▶ Collected data:
--- --- ---
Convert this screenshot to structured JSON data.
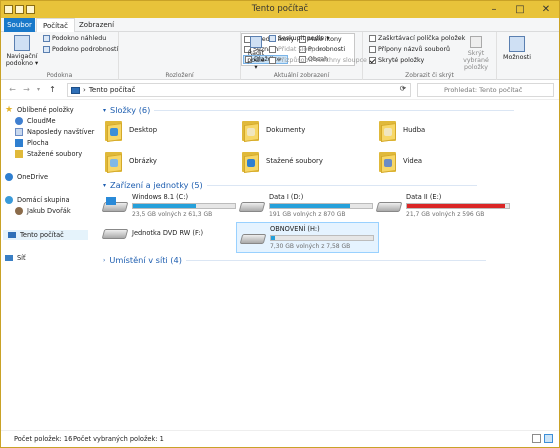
{
  "window": {
    "title": "Tento počítač",
    "controls": {
      "minimize": "–",
      "maximize": "□",
      "close": "✕"
    }
  },
  "ribbon_tabs": [
    {
      "label": "Soubor"
    },
    {
      "label": "Počítač"
    },
    {
      "label": "Zobrazení"
    }
  ],
  "ribbon": {
    "panes": {
      "nav_pane_label": "Navigační podokno ▾",
      "preview_pane": "Podokno náhledu",
      "details_pane": "Podokno podrobností",
      "group_label": "Podokna"
    },
    "layout": {
      "options": [
        "Střední ikony",
        "Malé ikony",
        "Seznam",
        "Podrobnosti",
        "Dlaždice",
        "Obsah"
      ],
      "group_label": "Rozložení"
    },
    "current_view": {
      "sort_by": "Řadit podle ▾",
      "group_by": "Seskupit podle ▾",
      "add_columns": "Přidat sloupce ▾",
      "fit_columns": "Přizpůsobit všechny sloupce",
      "group_label": "Aktuální zobrazení"
    },
    "show_hide": {
      "item_checkboxes": "Zaškrtávací políčka položek",
      "file_extensions": "Přípony názvů souborů",
      "hidden_items": "Skryté položky",
      "hide_selected": "Skrýt vybrané položky",
      "group_label": "Zobrazit či skrýt"
    },
    "options_label": "Možnosti"
  },
  "address": {
    "back": "←",
    "forward": "→",
    "recent": "▾",
    "up": "↑",
    "path": "Tento počítač",
    "separator": "›",
    "dropdown": "▾",
    "refresh": "⟳",
    "search_placeholder": "Prohledat: Tento počítač"
  },
  "nav": {
    "favorites": "Oblíbené položky",
    "fav_items": [
      "CloudMe",
      "Naposledy navštíver",
      "Plocha",
      "Stažené soubory"
    ],
    "onedrive": "OneDrive",
    "homegroup": "Domácí skupina",
    "homegroup_user": "Jakub Dvořák",
    "this_pc": "Tento počítač",
    "network": "Síť"
  },
  "sections": {
    "folders": "Složky (6)",
    "devices": "Zařízení a jednotky (5)",
    "network": "Umístění v síti (4)"
  },
  "folders": [
    {
      "name": "Desktop",
      "badge_color": "#3c8fd8"
    },
    {
      "name": "Dokumenty",
      "badge_color": "#f0e6c0"
    },
    {
      "name": "Hudba",
      "badge_color": "#f0e6c0"
    },
    {
      "name": "Obrázky",
      "badge_color": "#7fb8e6"
    },
    {
      "name": "Stažené soubory",
      "badge_color": "#2f7fd0"
    },
    {
      "name": "Videa",
      "badge_color": "#6b8cc4"
    }
  ],
  "drives": [
    {
      "name": "Windows 8.1 (C:)",
      "free": "23,5 GB volných z 61,3 GB",
      "used_fraction": 0.62,
      "color": "#26a0da"
    },
    {
      "name": "Data I (D:)",
      "free": "191 GB volných z 870 GB",
      "used_fraction": 0.78,
      "color": "#26a0da"
    },
    {
      "name": "Data II (E:)",
      "free": "21,7 GB volných z 596 GB",
      "used_fraction": 0.96,
      "color": "#da2626"
    },
    {
      "name": "Jednotka DVD RW (F:)"
    },
    {
      "name": "OBNOVENÍ (H:)",
      "free": "7,30 GB volných z 7,58 GB",
      "used_fraction": 0.04,
      "color": "#26a0da"
    }
  ],
  "status": {
    "item_count": "Počet položek: 16",
    "selected_count": "Počet vybraných položek: 1"
  }
}
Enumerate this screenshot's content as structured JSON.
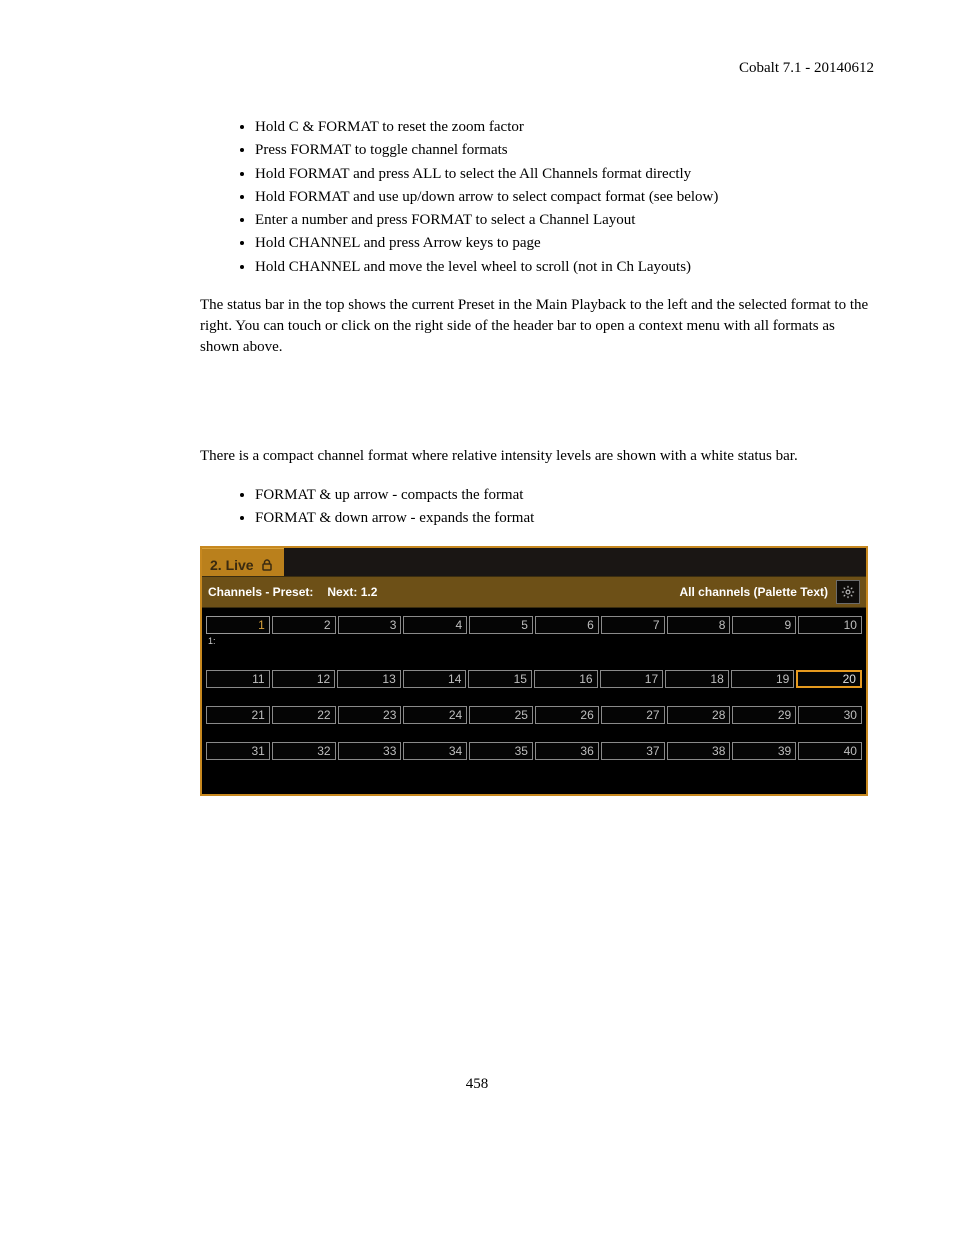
{
  "header": {
    "product": "Cobalt 7.1 - 20140612"
  },
  "list1": {
    "items": [
      "Hold C & FORMAT to reset the zoom factor",
      "Press FORMAT to toggle channel formats",
      "Hold FORMAT and press ALL to select the All Channels format directly",
      "Hold FORMAT and use up/down arrow to select compact format (see below)",
      "Enter a number and press FORMAT to select a Channel Layout",
      "Hold CHANNEL and press Arrow keys to page",
      "Hold CHANNEL and move the level wheel to scroll (not in Ch Layouts)"
    ]
  },
  "para1": "The status bar in the top shows the current Preset in the Main Playback to the left and the selected format to the right. You can touch or click on the right side of the header bar to open a context menu with all formats as shown above.",
  "para2": "There is a compact channel format where relative intensity levels are shown with a white status bar.",
  "list2": {
    "items": [
      "FORMAT & up arrow - compacts the format",
      "FORMAT & down arrow - expands the format"
    ]
  },
  "screenshot": {
    "tab": "2. Live",
    "status_left": "Channels - Preset:",
    "status_mid": "Next: 1.2",
    "status_right": "All channels (Palette Text)",
    "sublabel": "1:",
    "rows": [
      [
        "1",
        "2",
        "3",
        "4",
        "5",
        "6",
        "7",
        "8",
        "9",
        "10"
      ],
      [
        "11",
        "12",
        "13",
        "14",
        "15",
        "16",
        "17",
        "18",
        "19",
        "20"
      ],
      [
        "21",
        "22",
        "23",
        "24",
        "25",
        "26",
        "27",
        "28",
        "29",
        "30"
      ],
      [
        "31",
        "32",
        "33",
        "34",
        "35",
        "36",
        "37",
        "38",
        "39",
        "40"
      ]
    ],
    "selected_index": 0,
    "highlight_index": 19
  },
  "page_number": "458"
}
--- --- ---
▶ Aim of the exercise: Repeat each line of the records above exactly, but do not copy the pictures.

▶ Final result:
Convert this screenshot to structured JSON data.
{
  "window": {
    "title": "Tento počítač",
    "controls": {
      "minimize": "–",
      "maximize": "□",
      "close": "✕"
    }
  },
  "ribbon_tabs": [
    {
      "label": "Soubor"
    },
    {
      "label": "Počítač"
    },
    {
      "label": "Zobrazení"
    }
  ],
  "ribbon": {
    "panes": {
      "nav_pane_label": "Navigační podokno ▾",
      "preview_pane": "Podokno náhledu",
      "details_pane": "Podokno podrobností",
      "group_label": "Podokna"
    },
    "layout": {
      "options": [
        "Střední ikony",
        "Malé ikony",
        "Seznam",
        "Podrobnosti",
        "Dlaždice",
        "Obsah"
      ],
      "group_label": "Rozložení"
    },
    "current_view": {
      "sort_by": "Řadit podle ▾",
      "group_by": "Seskupit podle ▾",
      "add_columns": "Přidat sloupce ▾",
      "fit_columns": "Přizpůsobit všechny sloupce",
      "group_label": "Aktuální zobrazení"
    },
    "show_hide": {
      "item_checkboxes": "Zaškrtávací políčka položek",
      "file_extensions": "Přípony názvů souborů",
      "hidden_items": "Skryté položky",
      "hide_selected": "Skrýt vybrané položky",
      "group_label": "Zobrazit či skrýt"
    },
    "options_label": "Možnosti"
  },
  "address": {
    "back": "←",
    "forward": "→",
    "recent": "▾",
    "up": "↑",
    "path": "Tento počítač",
    "separator": "›",
    "dropdown": "▾",
    "refresh": "⟳",
    "search_placeholder": "Prohledat: Tento počítač"
  },
  "nav": {
    "favorites": "Oblíbené položky",
    "fav_items": [
      "CloudMe",
      "Naposledy navštíver",
      "Plocha",
      "Stažené soubory"
    ],
    "onedrive": "OneDrive",
    "homegroup": "Domácí skupina",
    "homegroup_user": "Jakub Dvořák",
    "this_pc": "Tento počítač",
    "network": "Síť"
  },
  "sections": {
    "folders": "Složky (6)",
    "devices": "Zařízení a jednotky (5)",
    "network": "Umístění v síti (4)"
  },
  "folders": [
    {
      "name": "Desktop",
      "badge_color": "#3c8fd8"
    },
    {
      "name": "Dokumenty",
      "badge_color": "#f0e6c0"
    },
    {
      "name": "Hudba",
      "badge_color": "#f0e6c0"
    },
    {
      "name": "Obrázky",
      "badge_color": "#7fb8e6"
    },
    {
      "name": "Stažené soubory",
      "badge_color": "#2f7fd0"
    },
    {
      "name": "Videa",
      "badge_color": "#6b8cc4"
    }
  ],
  "drives": [
    {
      "name": "Windows 8.1 (C:)",
      "free": "23,5 GB volných z 61,3 GB",
      "used_fraction": 0.62,
      "color": "#26a0da"
    },
    {
      "name": "Data I (D:)",
      "free": "191 GB volných z 870 GB",
      "used_fraction": 0.78,
      "color": "#26a0da"
    },
    {
      "name": "Data II (E:)",
      "free": "21,7 GB volných z 596 GB",
      "used_fraction": 0.96,
      "color": "#da2626"
    },
    {
      "name": "Jednotka DVD RW (F:)"
    },
    {
      "name": "OBNOVENÍ (H:)",
      "free": "7,30 GB volných z 7,58 GB",
      "used_fraction": 0.04,
      "color": "#26a0da"
    }
  ],
  "status": {
    "item_count": "Počet položek: 16",
    "selected_count": "Počet vybraných položek: 1"
  }
}
Enumerate this screenshot's content as structured JSON.
{
  "header": {
    "product": "Cobalt 7.1 - 20140612"
  },
  "list1": {
    "items": [
      "Hold C & FORMAT to reset the zoom factor",
      "Press FORMAT to toggle channel formats",
      "Hold FORMAT and press ALL to select the All Channels format directly",
      "Hold FORMAT and use up/down arrow to select compact format (see below)",
      "Enter a number and press FORMAT to select a Channel Layout",
      "Hold CHANNEL and press Arrow keys to page",
      "Hold CHANNEL and move the level wheel to scroll (not in Ch Layouts)"
    ]
  },
  "para1": "The status bar in the top shows the current Preset in the Main Playback to the left and the selected format to the right. You can touch or click on the right side of the header bar to open a context menu with all formats as shown above.",
  "para2": "There is a compact channel format where relative intensity levels are shown with a white status bar.",
  "list2": {
    "items": [
      "FORMAT & up arrow - compacts the format",
      "FORMAT & down arrow - expands the format"
    ]
  },
  "screenshot": {
    "tab": "2. Live",
    "status_left": "Channels - Preset:",
    "status_mid": "Next: 1.2",
    "status_right": "All channels (Palette Text)",
    "sublabel": "1:",
    "rows": [
      [
        "1",
        "2",
        "3",
        "4",
        "5",
        "6",
        "7",
        "8",
        "9",
        "10"
      ],
      [
        "11",
        "12",
        "13",
        "14",
        "15",
        "16",
        "17",
        "18",
        "19",
        "20"
      ],
      [
        "21",
        "22",
        "23",
        "24",
        "25",
        "26",
        "27",
        "28",
        "29",
        "30"
      ],
      [
        "31",
        "32",
        "33",
        "34",
        "35",
        "36",
        "37",
        "38",
        "39",
        "40"
      ]
    ],
    "selected_index": 0,
    "highlight_index": 19
  },
  "page_number": "458"
}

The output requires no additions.